* begin Entries supplied *

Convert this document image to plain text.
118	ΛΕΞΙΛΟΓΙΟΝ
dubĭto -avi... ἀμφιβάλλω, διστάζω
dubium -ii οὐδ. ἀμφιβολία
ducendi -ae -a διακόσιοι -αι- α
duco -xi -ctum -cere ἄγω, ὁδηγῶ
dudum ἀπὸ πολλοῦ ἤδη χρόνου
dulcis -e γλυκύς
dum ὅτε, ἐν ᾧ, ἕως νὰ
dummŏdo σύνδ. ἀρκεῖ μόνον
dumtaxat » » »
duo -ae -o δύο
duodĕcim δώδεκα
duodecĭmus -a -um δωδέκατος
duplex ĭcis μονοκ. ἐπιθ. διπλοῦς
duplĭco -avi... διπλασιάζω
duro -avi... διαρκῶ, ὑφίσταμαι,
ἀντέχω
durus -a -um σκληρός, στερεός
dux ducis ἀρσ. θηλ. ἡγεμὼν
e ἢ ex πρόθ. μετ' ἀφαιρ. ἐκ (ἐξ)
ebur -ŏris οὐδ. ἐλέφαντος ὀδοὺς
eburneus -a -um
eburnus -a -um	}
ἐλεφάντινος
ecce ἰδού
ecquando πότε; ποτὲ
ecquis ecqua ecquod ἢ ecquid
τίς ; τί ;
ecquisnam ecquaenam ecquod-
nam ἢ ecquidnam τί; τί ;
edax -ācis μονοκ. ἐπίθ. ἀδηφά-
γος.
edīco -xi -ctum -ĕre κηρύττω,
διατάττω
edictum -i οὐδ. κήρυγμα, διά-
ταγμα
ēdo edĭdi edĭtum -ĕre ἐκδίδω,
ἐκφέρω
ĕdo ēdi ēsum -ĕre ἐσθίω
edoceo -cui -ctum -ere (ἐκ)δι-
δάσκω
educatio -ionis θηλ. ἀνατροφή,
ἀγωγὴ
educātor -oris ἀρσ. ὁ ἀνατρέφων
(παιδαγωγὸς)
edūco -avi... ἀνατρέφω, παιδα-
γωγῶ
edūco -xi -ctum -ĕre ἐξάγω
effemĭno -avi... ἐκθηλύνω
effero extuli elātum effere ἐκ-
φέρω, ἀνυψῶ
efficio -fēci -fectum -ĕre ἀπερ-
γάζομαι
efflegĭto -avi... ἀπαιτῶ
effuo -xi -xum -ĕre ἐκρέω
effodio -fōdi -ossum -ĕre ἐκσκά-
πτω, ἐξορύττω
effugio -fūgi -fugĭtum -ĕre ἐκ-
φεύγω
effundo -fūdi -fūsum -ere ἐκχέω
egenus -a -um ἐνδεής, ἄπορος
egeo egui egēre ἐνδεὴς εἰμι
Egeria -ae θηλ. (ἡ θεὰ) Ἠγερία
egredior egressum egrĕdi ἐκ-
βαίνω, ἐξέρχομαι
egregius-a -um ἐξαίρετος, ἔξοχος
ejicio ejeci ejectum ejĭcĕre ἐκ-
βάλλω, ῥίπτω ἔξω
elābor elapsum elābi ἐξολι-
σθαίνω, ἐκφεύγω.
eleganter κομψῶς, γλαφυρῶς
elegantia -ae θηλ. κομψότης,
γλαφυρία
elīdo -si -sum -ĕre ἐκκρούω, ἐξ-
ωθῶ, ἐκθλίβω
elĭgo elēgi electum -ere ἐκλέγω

* end Entries supplied *

What this task involves:
Repeat every record, keeping each word and mark exactly as it is.

Answer in full:
Convert this document image to plain text.
118	ΛΕΞΙΛΟΓΙΟΝ
dubĭto -avi... ἀμφιβάλλω, διστάζω
dubium -ii οὐδ. ἀμφιβολία
ducendi -ae -a διακόσιοι -αι- α
duco -xi -ctum -cere ἄγω, ὁδηγῶ
dudum ἀπὸ πολλοῦ ἤδη χρόνου
dulcis -e γλυκύς
dum ὅτε, ἐν ᾧ, ἕως νὰ
dummŏdo σύνδ. ἀρκεῖ μόνον
dumtaxat » » »
duo -ae -o δύο
duodĕcim δώδεκα
duodecĭmus -a -um δωδέκατος
duplex ĭcis μονοκ. ἐπιθ. διπλοῦς
duplĭco -avi... διπλασιάζω
duro -avi... διαρκῶ, ὑφίσταμαι,
ἀντέχω
durus -a -um σκληρός, στερεός
dux ducis ἀρσ. θηλ. ἡγεμὼν
e ἢ ex πρόθ. μετ' ἀφαιρ. ἐκ (ἐξ)
ebur -ŏris οὐδ. ἐλέφαντος ὀδοὺς
eburneus -a -um
eburnus -a -um	}
ἐλεφάντινος
ecce ἰδού
ecquando πότε; ποτὲ
ecquis ecqua ecquod ἢ ecquid
τίς ; τί ;
ecquisnam ecquaenam ecquod-
nam ἢ ecquidnam τί; τί ;
edax -ācis μονοκ. ἐπίθ. ἀδηφά-
γος.
edīco -xi -ctum -ĕre κηρύττω,
διατάττω
edictum -i οὐδ. κήρυγμα, διά-
ταγμα
ēdo edĭdi edĭtum -ĕre ἐκδίδω,
ἐκφέρω
ĕdo ēdi ēsum -ĕre ἐσθίω
edoceo -cui -ctum -ere (ἐκ)δι-
δάσκω
educatio -ionis θηλ. ἀνατροφή,
ἀγωγὴ
educātor -oris ἀρσ. ὁ ἀνατρέφων
(παιδαγωγὸς)
edūco -avi... ἀνατρέφω, παιδα-
γωγῶ
edūco -xi -ctum -ĕre ἐξάγω
effemĭno -avi... ἐκθηλύνω
effero extuli elātum effere ἐκ-
φέρω, ἀνυψῶ
efficio -fēci -fectum -ĕre ἀπερ-
γάζομαι
efflegĭto -avi... ἀπαιτῶ
effuo -xi -xum -ĕre ἐκρέω
effodio -fōdi -ossum -ĕre ἐκσκά-
πτω, ἐξορύττω
effugio -fūgi -fugĭtum -ĕre ἐκ-
φεύγω
effundo -fūdi -fūsum -ere ἐκχέω
egenus -a -um ἐνδεής, ἄπορος
egeo egui egēre ἐνδεὴς εἰμι
Egeria -ae θηλ. (ἡ θεὰ) Ἠγερία
egredior egressum egrĕdi ἐκ-
βαίνω, ἐξέρχομαι
egregius-a -um ἐξαίρετος, ἔξοχος
ejicio ejeci ejectum ejĭcĕre ἐκ-
βάλλω, ῥίπτω ἔξω
elābor elapsum elābi ἐξολι-
σθαίνω, ἐκφεύγω.
eleganter κομψῶς, γλαφυρῶς
elegantia -ae θηλ. κομψότης,
γλαφυρία
elīdo -si -sum -ĕre ἐκκρούω, ἐξ-
ωθῶ, ἐκθλίβω
elĭgo elēgi electum -ere ἐκλέγω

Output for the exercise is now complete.